Transcribe everything in the data word for word. Pictures are left out.
------
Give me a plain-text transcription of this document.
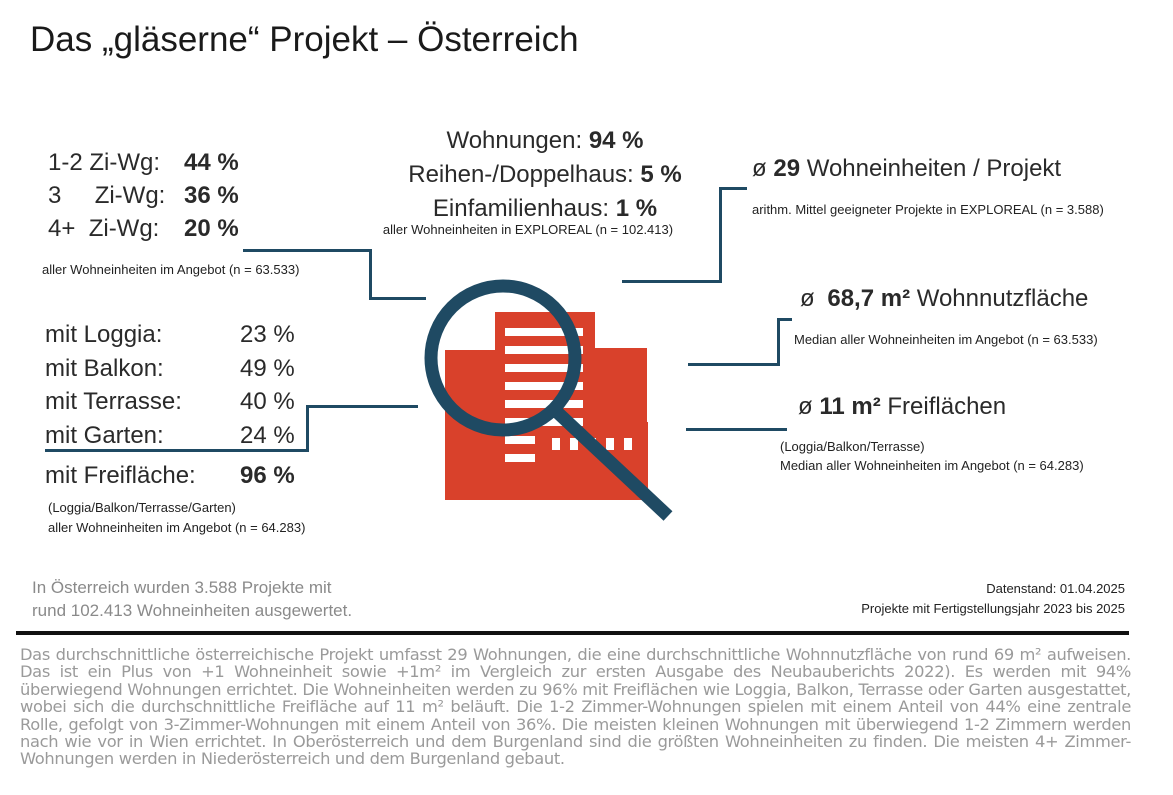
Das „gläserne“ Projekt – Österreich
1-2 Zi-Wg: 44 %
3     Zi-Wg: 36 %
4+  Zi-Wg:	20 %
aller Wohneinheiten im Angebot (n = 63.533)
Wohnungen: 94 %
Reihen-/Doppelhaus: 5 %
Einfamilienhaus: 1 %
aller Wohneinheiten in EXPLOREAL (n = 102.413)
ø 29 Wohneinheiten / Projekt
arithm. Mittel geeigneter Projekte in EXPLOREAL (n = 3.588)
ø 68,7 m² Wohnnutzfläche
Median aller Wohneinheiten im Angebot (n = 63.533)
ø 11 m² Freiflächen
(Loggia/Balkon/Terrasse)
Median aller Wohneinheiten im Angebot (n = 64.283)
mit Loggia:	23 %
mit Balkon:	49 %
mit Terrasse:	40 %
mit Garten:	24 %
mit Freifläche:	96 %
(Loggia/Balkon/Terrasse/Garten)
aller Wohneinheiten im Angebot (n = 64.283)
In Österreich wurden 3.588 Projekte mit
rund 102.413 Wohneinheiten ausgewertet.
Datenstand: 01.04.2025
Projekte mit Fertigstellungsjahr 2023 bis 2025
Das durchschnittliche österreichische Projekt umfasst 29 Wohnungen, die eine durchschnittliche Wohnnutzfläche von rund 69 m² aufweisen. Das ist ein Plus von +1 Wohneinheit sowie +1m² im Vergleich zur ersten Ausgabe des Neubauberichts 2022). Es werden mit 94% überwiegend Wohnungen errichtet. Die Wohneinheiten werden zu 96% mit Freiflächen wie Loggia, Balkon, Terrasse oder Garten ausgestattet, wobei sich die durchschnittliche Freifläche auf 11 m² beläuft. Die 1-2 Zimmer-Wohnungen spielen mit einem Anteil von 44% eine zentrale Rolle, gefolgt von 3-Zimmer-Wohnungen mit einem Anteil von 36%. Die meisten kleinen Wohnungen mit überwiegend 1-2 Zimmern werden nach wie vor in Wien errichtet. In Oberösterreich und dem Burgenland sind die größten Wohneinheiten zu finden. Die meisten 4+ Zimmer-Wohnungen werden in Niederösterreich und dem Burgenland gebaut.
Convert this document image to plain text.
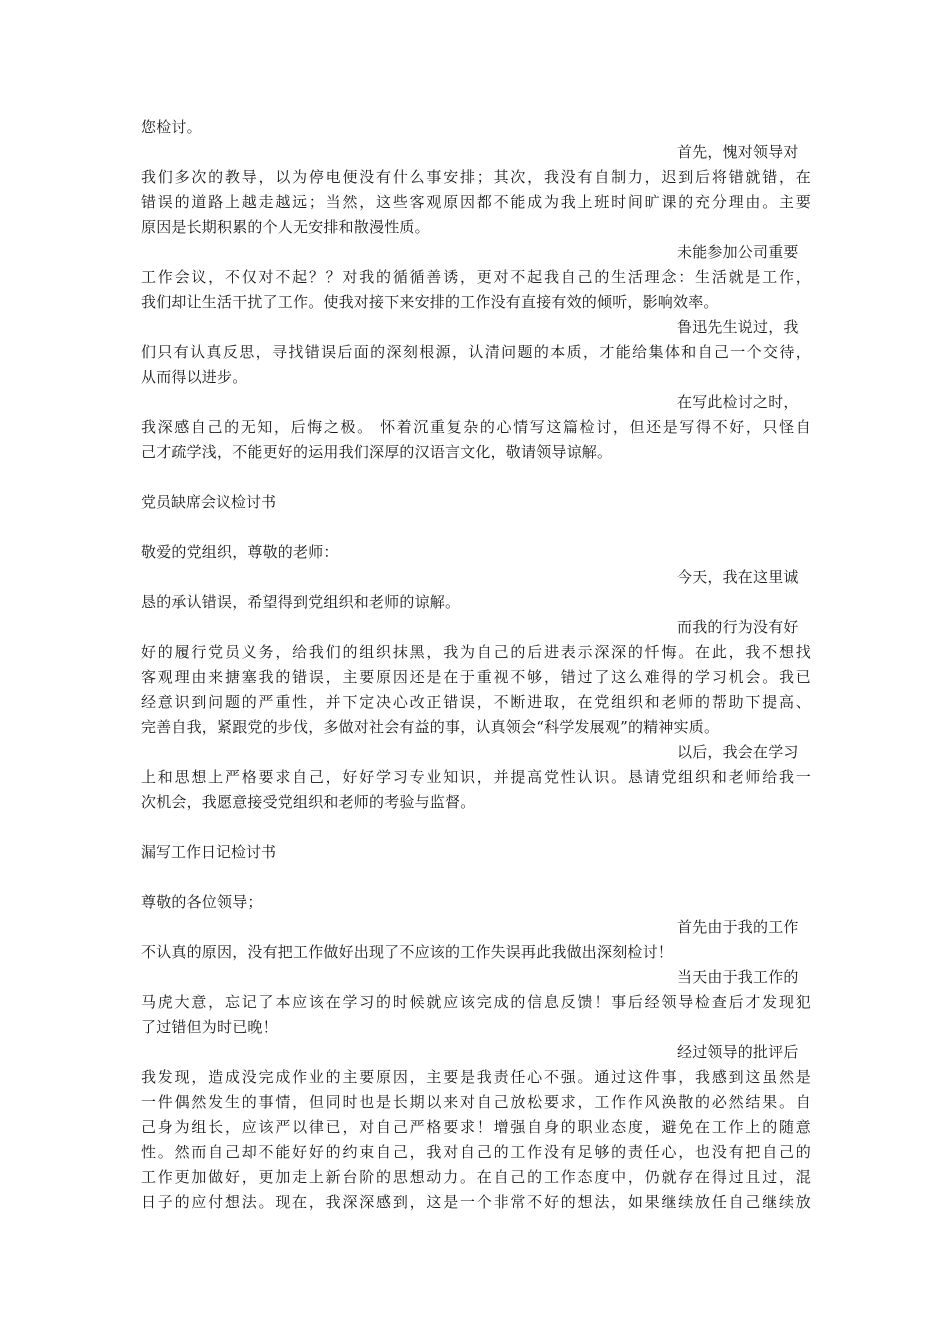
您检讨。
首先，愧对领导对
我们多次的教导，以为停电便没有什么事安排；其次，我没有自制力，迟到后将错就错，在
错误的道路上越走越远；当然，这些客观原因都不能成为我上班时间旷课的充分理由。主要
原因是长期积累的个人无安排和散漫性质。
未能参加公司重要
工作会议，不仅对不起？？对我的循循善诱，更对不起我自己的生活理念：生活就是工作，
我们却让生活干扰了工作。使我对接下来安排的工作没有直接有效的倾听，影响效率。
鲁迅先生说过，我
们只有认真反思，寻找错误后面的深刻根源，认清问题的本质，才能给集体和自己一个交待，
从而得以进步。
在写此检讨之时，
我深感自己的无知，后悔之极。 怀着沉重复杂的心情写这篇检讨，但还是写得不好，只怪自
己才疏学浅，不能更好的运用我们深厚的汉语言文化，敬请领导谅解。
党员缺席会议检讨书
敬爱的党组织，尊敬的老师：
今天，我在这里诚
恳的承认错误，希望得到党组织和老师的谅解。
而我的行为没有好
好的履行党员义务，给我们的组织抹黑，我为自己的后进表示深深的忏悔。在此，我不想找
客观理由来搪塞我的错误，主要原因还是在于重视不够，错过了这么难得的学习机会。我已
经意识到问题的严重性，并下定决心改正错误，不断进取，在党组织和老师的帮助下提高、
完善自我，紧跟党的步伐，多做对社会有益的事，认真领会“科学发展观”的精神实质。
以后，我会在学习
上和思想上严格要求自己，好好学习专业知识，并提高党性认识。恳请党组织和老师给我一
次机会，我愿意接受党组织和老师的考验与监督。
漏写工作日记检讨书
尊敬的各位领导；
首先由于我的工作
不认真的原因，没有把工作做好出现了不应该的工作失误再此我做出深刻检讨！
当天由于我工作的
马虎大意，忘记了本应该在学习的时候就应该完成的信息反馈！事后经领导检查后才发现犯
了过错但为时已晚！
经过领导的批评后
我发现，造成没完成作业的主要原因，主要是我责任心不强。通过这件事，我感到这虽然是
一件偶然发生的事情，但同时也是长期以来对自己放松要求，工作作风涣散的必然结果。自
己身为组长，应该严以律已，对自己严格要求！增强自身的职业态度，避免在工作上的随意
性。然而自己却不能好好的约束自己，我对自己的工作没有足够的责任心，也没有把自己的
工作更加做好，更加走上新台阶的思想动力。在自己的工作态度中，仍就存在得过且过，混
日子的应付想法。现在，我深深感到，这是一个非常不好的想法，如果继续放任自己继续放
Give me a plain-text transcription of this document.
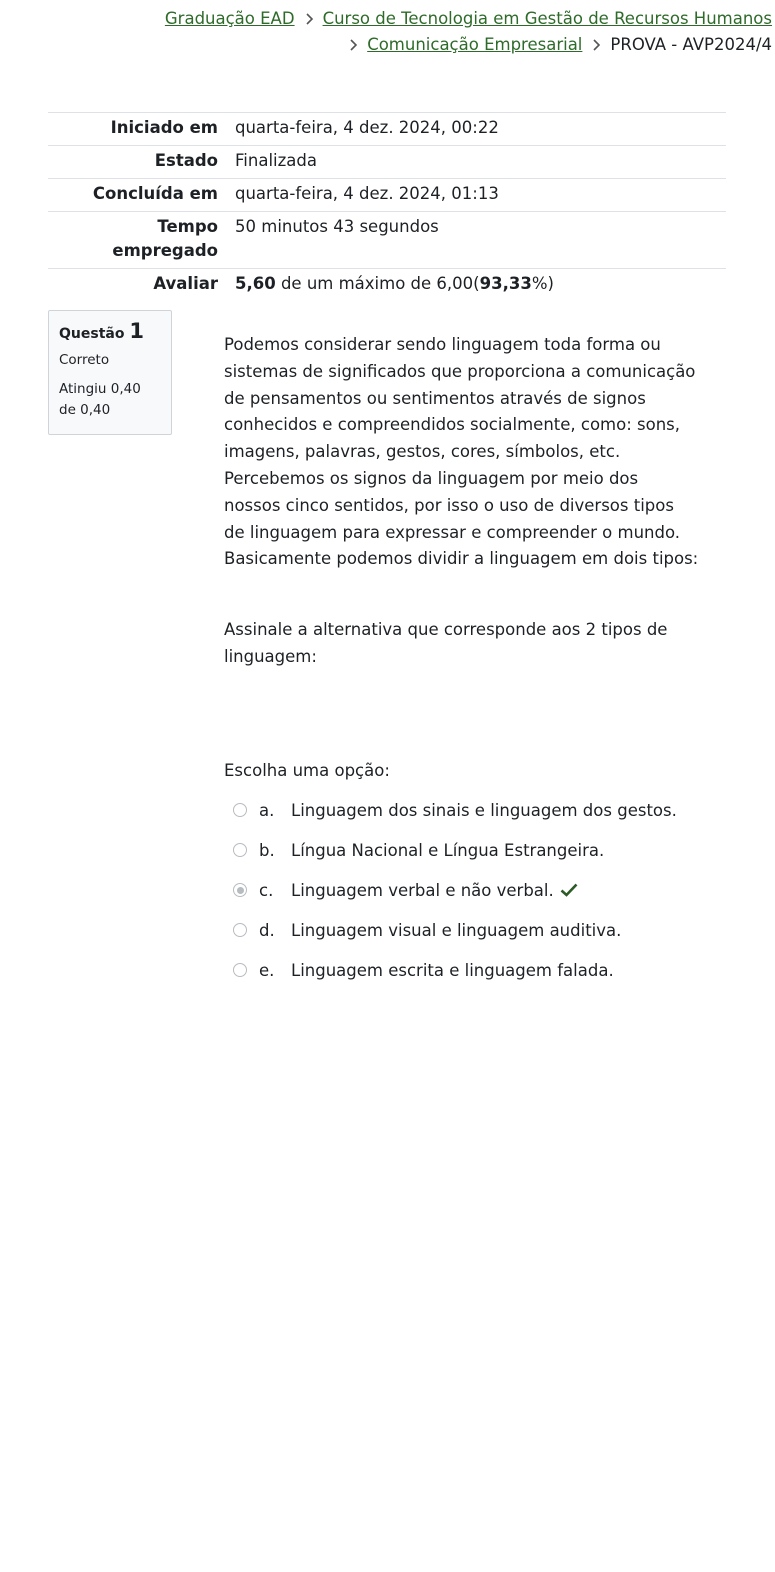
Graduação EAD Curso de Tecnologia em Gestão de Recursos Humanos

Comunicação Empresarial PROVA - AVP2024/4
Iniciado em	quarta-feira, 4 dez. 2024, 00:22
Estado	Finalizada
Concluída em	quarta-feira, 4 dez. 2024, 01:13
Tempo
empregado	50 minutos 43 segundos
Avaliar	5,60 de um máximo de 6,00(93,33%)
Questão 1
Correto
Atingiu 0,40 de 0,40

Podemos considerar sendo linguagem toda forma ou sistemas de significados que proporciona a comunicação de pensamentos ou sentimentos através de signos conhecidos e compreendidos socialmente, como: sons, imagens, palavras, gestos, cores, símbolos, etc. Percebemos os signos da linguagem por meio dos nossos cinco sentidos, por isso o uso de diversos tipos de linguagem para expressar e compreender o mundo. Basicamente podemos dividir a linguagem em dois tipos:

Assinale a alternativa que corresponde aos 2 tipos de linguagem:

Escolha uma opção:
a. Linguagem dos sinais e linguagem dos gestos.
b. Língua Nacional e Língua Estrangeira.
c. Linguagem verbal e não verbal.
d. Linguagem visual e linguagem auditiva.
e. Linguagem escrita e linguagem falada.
------
▶ _Completed task_
Give me a plain-text transcription of this document.
Das „gläserne“ Projekt – Österreich
1-2 Zi-Wg: 44 %
3     Zi-Wg: 36 %
4+  Zi-Wg:	20 %
aller Wohneinheiten im Angebot (n = 63.533)
Wohnungen: 94 %
Reihen-/Doppelhaus: 5 %
Einfamilienhaus: 1 %
aller Wohneinheiten in EXPLOREAL (n = 102.413)
ø 29 Wohneinheiten / Projekt
arithm. Mittel geeigneter Projekte in EXPLOREAL (n = 3.588)
ø 68,7 m² Wohnnutzfläche
Median aller Wohneinheiten im Angebot (n = 63.533)
ø 11 m² Freiflächen
(Loggia/Balkon/Terrasse)
Median aller Wohneinheiten im Angebot (n = 64.283)
mit Loggia:	23 %
mit Balkon:	49 %
mit Terrasse:	40 %
mit Garten:	24 %
mit Freifläche:	96 %
(Loggia/Balkon/Terrasse/Garten)
aller Wohneinheiten im Angebot (n = 64.283)
In Österreich wurden 3.588 Projekte mit
rund 102.413 Wohneinheiten ausgewertet.
Datenstand: 01.04.2025
Projekte mit Fertigstellungsjahr 2023 bis 2025
Das durchschnittliche österreichische Projekt umfasst 29 Wohnungen, die eine durchschnittliche Wohnnutzfläche von rund 69 m² aufweisen. Das ist ein Plus von +1 Wohneinheit sowie +1m² im Vergleich zur ersten Ausgabe des Neubauberichts 2022). Es werden mit 94% überwiegend Wohnungen errichtet. Die Wohneinheiten werden zu 96% mit Freiflächen wie Loggia, Balkon, Terrasse oder Garten ausgestattet, wobei sich die durchschnittliche Freifläche auf 11 m² beläuft. Die 1-2 Zimmer-Wohnungen spielen mit einem Anteil von 44% eine zentrale Rolle, gefolgt von 3-Zimmer-Wohnungen mit einem Anteil von 36%. Die meisten kleinen Wohnungen mit überwiegend 1-2 Zimmern werden nach wie vor in Wien errichtet. In Oberösterreich und dem Burgenland sind die größten Wohneinheiten zu finden. Die meisten 4+ Zimmer-Wohnungen werden in Niederösterreich und dem Burgenland gebaut.
Convert this document image to plain text.
您检讨。
首先，愧对领导对
我们多次的教导，以为停电便没有什么事安排；其次，我没有自制力，迟到后将错就错，在
错误的道路上越走越远；当然，这些客观原因都不能成为我上班时间旷课的充分理由。主要
原因是长期积累的个人无安排和散漫性质。
未能参加公司重要
工作会议，不仅对不起？？对我的循循善诱，更对不起我自己的生活理念：生活就是工作，
我们却让生活干扰了工作。使我对接下来安排的工作没有直接有效的倾听，影响效率。
鲁迅先生说过，我
们只有认真反思，寻找错误后面的深刻根源，认清问题的本质，才能给集体和自己一个交待，
从而得以进步。
在写此检讨之时，
我深感自己的无知，后悔之极。 怀着沉重复杂的心情写这篇检讨，但还是写得不好，只怪自
己才疏学浅，不能更好的运用我们深厚的汉语言文化，敬请领导谅解。
党员缺席会议检讨书
敬爱的党组织，尊敬的老师：
今天，我在这里诚
恳的承认错误，希望得到党组织和老师的谅解。
而我的行为没有好
好的履行党员义务，给我们的组织抹黑，我为自己的后进表示深深的忏悔。在此，我不想找
客观理由来搪塞我的错误，主要原因还是在于重视不够，错过了这么难得的学习机会。我已
经意识到问题的严重性，并下定决心改正错误，不断进取，在党组织和老师的帮助下提高、
完善自我，紧跟党的步伐，多做对社会有益的事，认真领会“科学发展观”的精神实质。
以后，我会在学习
上和思想上严格要求自己，好好学习专业知识，并提高党性认识。恳请党组织和老师给我一
次机会，我愿意接受党组织和老师的考验与监督。
漏写工作日记检讨书
尊敬的各位领导；
首先由于我的工作
不认真的原因，没有把工作做好出现了不应该的工作失误再此我做出深刻检讨！
当天由于我工作的
马虎大意，忘记了本应该在学习的时候就应该完成的信息反馈！事后经领导检查后才发现犯
了过错但为时已晚！
经过领导的批评后
我发现，造成没完成作业的主要原因，主要是我责任心不强。通过这件事，我感到这虽然是
一件偶然发生的事情，但同时也是长期以来对自己放松要求，工作作风涣散的必然结果。自
己身为组长，应该严以律已，对自己严格要求！增强自身的职业态度，避免在工作上的随意
性。然而自己却不能好好的约束自己，我对自己的工作没有足够的责任心，也没有把自己的
工作更加做好，更加走上新台阶的思想动力。在自己的工作态度中，仍就存在得过且过，混
日子的应付想法。现在，我深深感到，这是一个非常不好的想法，如果继续放任自己继续放
Give me a plain-text transcription of this document.
Graduação EAD Curso de Tecnologia em Gestão de Recursos Humanos

Comunicação Empresarial PROVA - AVP2024/4
Iniciado em	quarta-feira, 4 dez. 2024, 00:22
Estado	Finalizada
Concluída em	quarta-feira, 4 dez. 2024, 01:13
Tempo
empregado	50 minutos 43 segundos
Avaliar	5,60 de um máximo de 6,00(93,33%)
Questão 1
Correto
Atingiu 0,40 de 0,40

Podemos considerar sendo linguagem toda forma ou sistemas de significados que proporciona a comunicação de pensamentos ou sentimentos através de signos conhecidos e compreendidos socialmente, como: sons, imagens, palavras, gestos, cores, símbolos, etc. Percebemos os signos da linguagem por meio dos nossos cinco sentidos, por isso o uso de diversos tipos de linguagem para expressar e compreender o mundo. Basicamente podemos dividir a linguagem em dois tipos:

Assinale a alternativa que corresponde aos 2 tipos de linguagem:

Escolha uma opção:
a. Linguagem dos sinais e linguagem dos gestos.
b. Língua Nacional e Língua Estrangeira.
c. Linguagem verbal e não verbal.
d. Linguagem visual e linguagem auditiva.
e. Linguagem escrita e linguagem falada.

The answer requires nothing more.